■ EXERCISE PROMPT: Copy out every line exactly, passing over the pictures.

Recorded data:
--- start ---

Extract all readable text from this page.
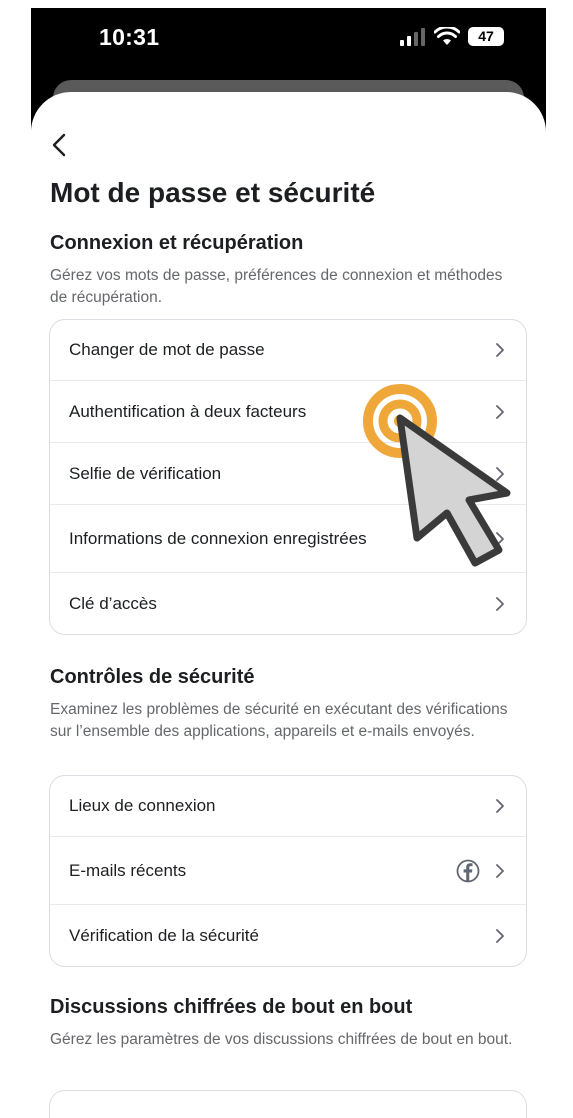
10:31	47
Mot de passe et sécurité
Connexion et récupération
Gérez vos mots de passe, préférences de connexion et méthodes de récupération.
Changer de mot de passe
Authentification à deux facteurs
Selfie de vérification
Informations de connexion enregistrées
Clé d’accès
Contrôles de sécurité
Examinez les problèmes de sécurité en exécutant des vérifications sur l’ensemble des applications, appareils et e-mails envoyés.
Lieux de connexion
E-mails récents
Vérification de la sécurité
Discussions chiffrées de bout en bout
Gérez les paramètres de vos discussions chiffrées de bout en bout.
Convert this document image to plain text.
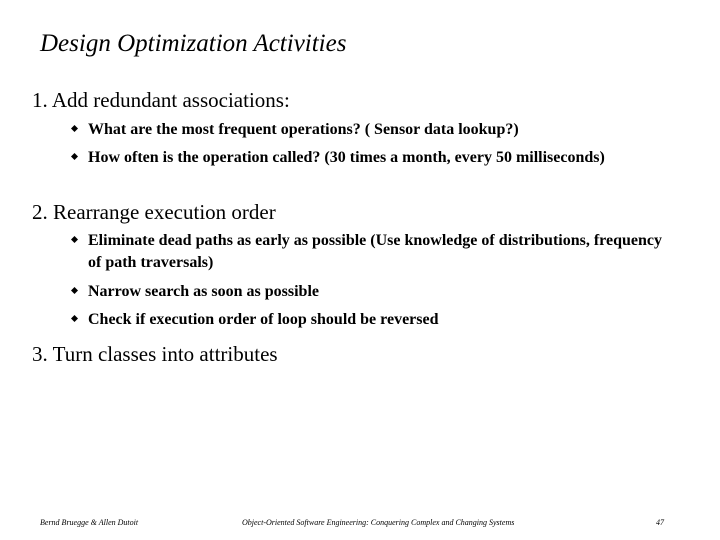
Design Optimization Activities
1. Add redundant associations:
What are the most frequent operations? ( Sensor data lookup?)
How often is the operation called? (30 times a month, every 50 milliseconds)
2. Rearrange execution order
Eliminate dead paths as early as possible (Use knowledge of distributions, frequency of path traversals)
Narrow search as soon as possible
Check if execution order of loop should be reversed
3. Turn classes into attributes
Bernd Bruegge & Allen Dutoit	Object-Oriented Software Engineering: Conquering Complex and Changing Systems	47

--- end ---

■ WRITTEN ANSWER:
Extract all readable text from this page.
10:31	47
Mot de passe et sécurité
Connexion et récupération
Gérez vos mots de passe, préférences de connexion et méthodes de récupération.
Changer de mot de passe
Authentification à deux facteurs
Selfie de vérification
Informations de connexion enregistrées
Clé d’accès
Contrôles de sécurité
Examinez les problèmes de sécurité en exécutant des vérifications sur l’ensemble des applications, appareils et e-mails envoyés.
Lieux de connexion
E-mails récents
Vérification de la sécurité
Discussions chiffrées de bout en bout
Gérez les paramètres de vos discussions chiffrées de bout en bout.
Convert this document image to plain text.
Design Optimization Activities
1. Add redundant associations:
What are the most frequent operations? ( Sensor data lookup?)
How often is the operation called? (30 times a month, every 50 milliseconds)
2. Rearrange execution order
Eliminate dead paths as early as possible (Use knowledge of distributions, frequency of path traversals)
Narrow search as soon as possible
Check if execution order of loop should be reversed
3. Turn classes into attributes
Bernd Bruegge & Allen Dutoit	Object-Oriented Software Engineering: Conquering Complex and Changing Systems	47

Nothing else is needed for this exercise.